§ **Work instructions**:
Copy the entries below word for word, from the line containing "338, 50, 349]" down to the line containing "70, 554, 83]", both of those lines included.

———

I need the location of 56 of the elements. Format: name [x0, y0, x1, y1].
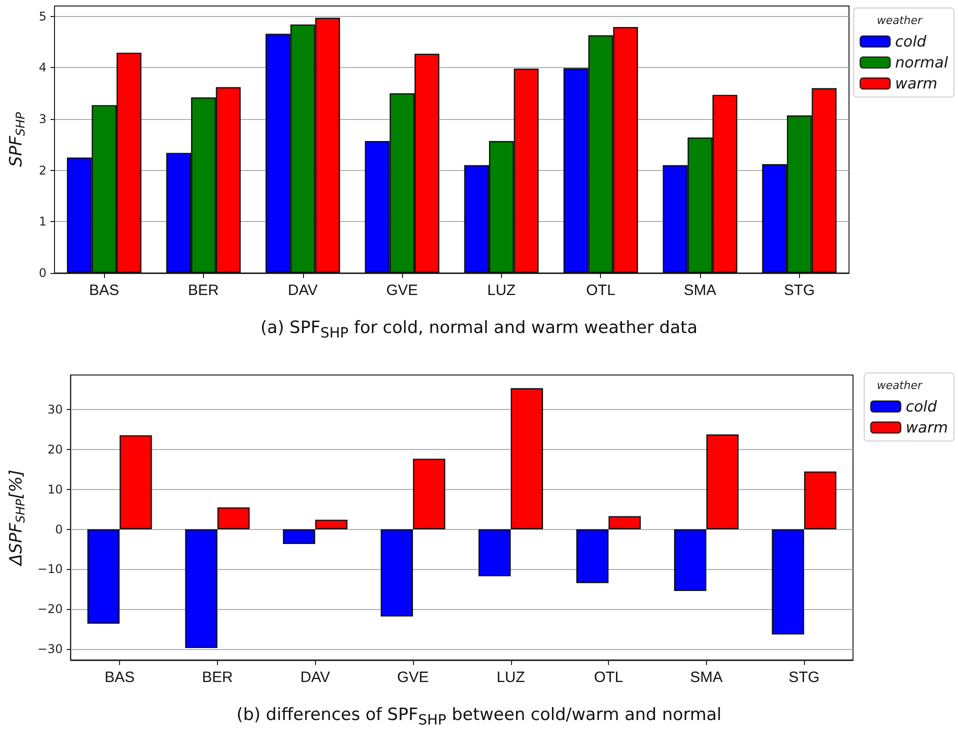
x-tick-label: OTL — [586, 282, 616, 299]
y-tick-label: −30 — [37, 642, 63, 656]
legend-label: cold — [895, 32, 927, 50]
bar — [510, 388, 544, 530]
x-tick-label: BAS — [104, 669, 135, 686]
bar — [282, 529, 316, 544]
x-tick-label: GVE — [397, 669, 429, 686]
bar — [804, 471, 836, 530]
text: (a) SPF$_{SHP}$ for cold, normal and warm weather data — [259, 318, 699, 342]
legend-title: weather — [876, 379, 924, 392]
y-axis-title: SPFSHP — [6, 111, 28, 167]
x-tick-label: OTL — [594, 669, 624, 686]
legend-label: warm — [906, 418, 948, 436]
x-tick-label: LUZ — [487, 282, 516, 299]
y-tick-label: 1 — [38, 214, 46, 229]
y-tick-label: −10 — [37, 562, 63, 576]
bar — [772, 529, 804, 634]
x-tick-label: BER — [202, 669, 233, 686]
x-tick-label: DAV — [288, 282, 318, 299]
bar — [674, 529, 706, 592]
bar — [608, 516, 641, 530]
bar — [120, 435, 152, 530]
bar — [412, 458, 446, 530]
y-tick-label: 2 — [38, 163, 46, 178]
y-tick-label: 3 — [38, 112, 46, 126]
bar — [185, 529, 218, 648]
y-tick-label: −20 — [37, 602, 63, 616]
y-tick-label: 0 — [38, 266, 46, 280]
x-tick-label: DAV — [300, 669, 330, 686]
x-tick-label: BAS — [89, 282, 120, 299]
x-tick-label: SMA — [690, 669, 723, 686]
x-tick-label: LUZ — [496, 669, 525, 686]
text: (b) differences of SPF$_{SHP}$ between cold/warm and normal — [235, 705, 723, 728]
x-tick-label: STG — [784, 282, 815, 299]
bar — [315, 520, 348, 530]
y-tick-label: 10 — [47, 482, 63, 496]
y-axis-title: ΔSPFSHP[%] — [6, 470, 28, 568]
bar — [576, 529, 609, 584]
y-tick-label: 4 — [38, 60, 46, 75]
bar — [217, 507, 250, 530]
y-tick-label: 30 — [47, 402, 63, 417]
x-tick-label: SMA — [684, 282, 716, 299]
bar — [706, 434, 739, 530]
x-tick-label: BER — [188, 282, 220, 299]
bar — [87, 529, 120, 624]
x-tick-label: STG — [788, 669, 820, 686]
legend-title: weather — [876, 14, 924, 27]
legend-label: warm — [895, 74, 938, 92]
legend-label: normal — [895, 54, 949, 72]
y-tick-label: 20 — [47, 442, 63, 457]
y-tick-label: 5 — [38, 9, 46, 24]
x-tick-label: GVE — [386, 282, 418, 299]
bar — [478, 529, 511, 576]
bar — [380, 529, 413, 617]
legend-label: cold — [906, 398, 938, 416]
y-tick-label: 0 — [55, 522, 63, 536]
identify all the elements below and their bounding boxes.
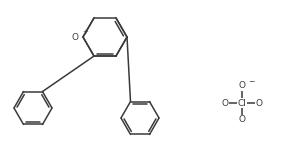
Text: O: O (72, 32, 79, 41)
Text: Cl: Cl (238, 98, 246, 108)
Text: +: + (82, 29, 88, 35)
Text: O: O (238, 116, 245, 125)
Text: O: O (255, 98, 263, 108)
Text: O: O (221, 98, 228, 108)
Text: O: O (238, 81, 245, 90)
Text: −: − (248, 78, 254, 87)
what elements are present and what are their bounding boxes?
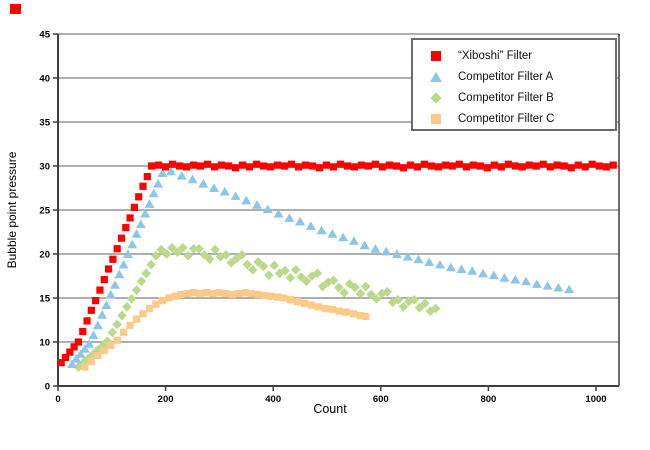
svg-text:10: 10	[39, 338, 50, 349]
svg-text:800: 800	[480, 394, 496, 405]
legend-label: “Xiboshi” Filter	[458, 49, 533, 62]
legend-marker-diamond-green	[429, 91, 442, 104]
svg-text:Count: Count	[313, 402, 347, 416]
svg-text:0: 0	[55, 394, 60, 405]
svg-text:Bubble point pressure: Bubble point pressure	[5, 151, 19, 268]
svg-text:200: 200	[158, 394, 174, 405]
top-left-red-mark	[10, 4, 21, 14]
svg-text:35: 35	[39, 118, 50, 129]
legend-item: “Xiboshi” Filter	[413, 45, 615, 66]
legend-label: Competitor Filter C	[458, 112, 555, 125]
legend-marker-square-orange	[430, 113, 441, 124]
legend: “Xiboshi” Filter Competitor Filter A Com…	[411, 38, 617, 131]
svg-text:30: 30	[39, 162, 50, 173]
svg-text:20: 20	[39, 250, 50, 261]
legend-marker-triangle-blue	[429, 71, 442, 82]
legend-item: Competitor Filter C	[413, 108, 615, 129]
svg-text:25: 25	[39, 206, 50, 217]
svg-text:15: 15	[39, 294, 50, 305]
svg-text:40: 40	[39, 74, 50, 85]
svg-text:1000: 1000	[585, 394, 606, 405]
legend-item: Competitor Filter A	[413, 66, 615, 87]
svg-text:600: 600	[373, 394, 389, 405]
svg-text:400: 400	[265, 394, 281, 405]
svg-text:45: 45	[39, 30, 50, 41]
legend-label: Competitor Filter A	[458, 70, 554, 83]
legend-item: Competitor Filter B	[413, 87, 615, 108]
svg-text:0: 0	[45, 382, 50, 393]
legend-label: Competitor Filter B	[458, 91, 554, 104]
legend-marker-square-red	[430, 50, 441, 61]
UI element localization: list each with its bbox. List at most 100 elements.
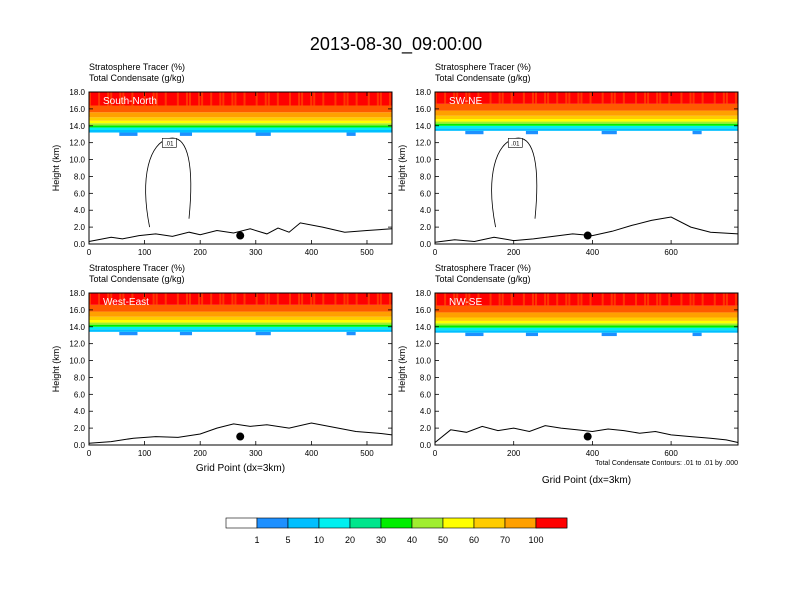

———

§ **Solution**:
svg-text:10: 10	[39, 338, 50, 349]
svg-text:800: 800	[480, 394, 496, 405]
legend-label: “Xiboshi” Filter	[458, 49, 533, 62]
legend-marker-diamond-green	[429, 91, 442, 104]
svg-text:Count: Count	[313, 402, 347, 416]
svg-text:0: 0	[55, 394, 60, 405]
svg-text:Bubble point pressure: Bubble point pressure	[5, 151, 19, 268]
svg-text:200: 200	[158, 394, 174, 405]
top-left-red-mark	[10, 4, 21, 14]
svg-text:35: 35	[39, 118, 50, 129]
legend-item: “Xiboshi” Filter	[413, 45, 615, 66]
legend-label: Competitor Filter C	[458, 112, 555, 125]
legend-marker-square-orange	[430, 113, 441, 124]
legend: “Xiboshi” Filter Competitor Filter A Com…	[411, 38, 617, 131]
svg-text:30: 30	[39, 162, 50, 173]
svg-text:20: 20	[39, 250, 50, 261]
legend-marker-triangle-blue	[429, 71, 442, 82]
legend-item: Competitor Filter C	[413, 108, 615, 129]
svg-text:25: 25	[39, 206, 50, 217]
svg-text:15: 15	[39, 294, 50, 305]
svg-text:40: 40	[39, 74, 50, 85]
svg-text:1000: 1000	[585, 394, 606, 405]
legend-item: Competitor Filter A	[413, 66, 615, 87]
svg-text:600: 600	[373, 394, 389, 405]
svg-text:400: 400	[265, 394, 281, 405]
svg-text:45: 45	[39, 30, 50, 41]
legend-label: Competitor Filter A	[458, 70, 554, 83]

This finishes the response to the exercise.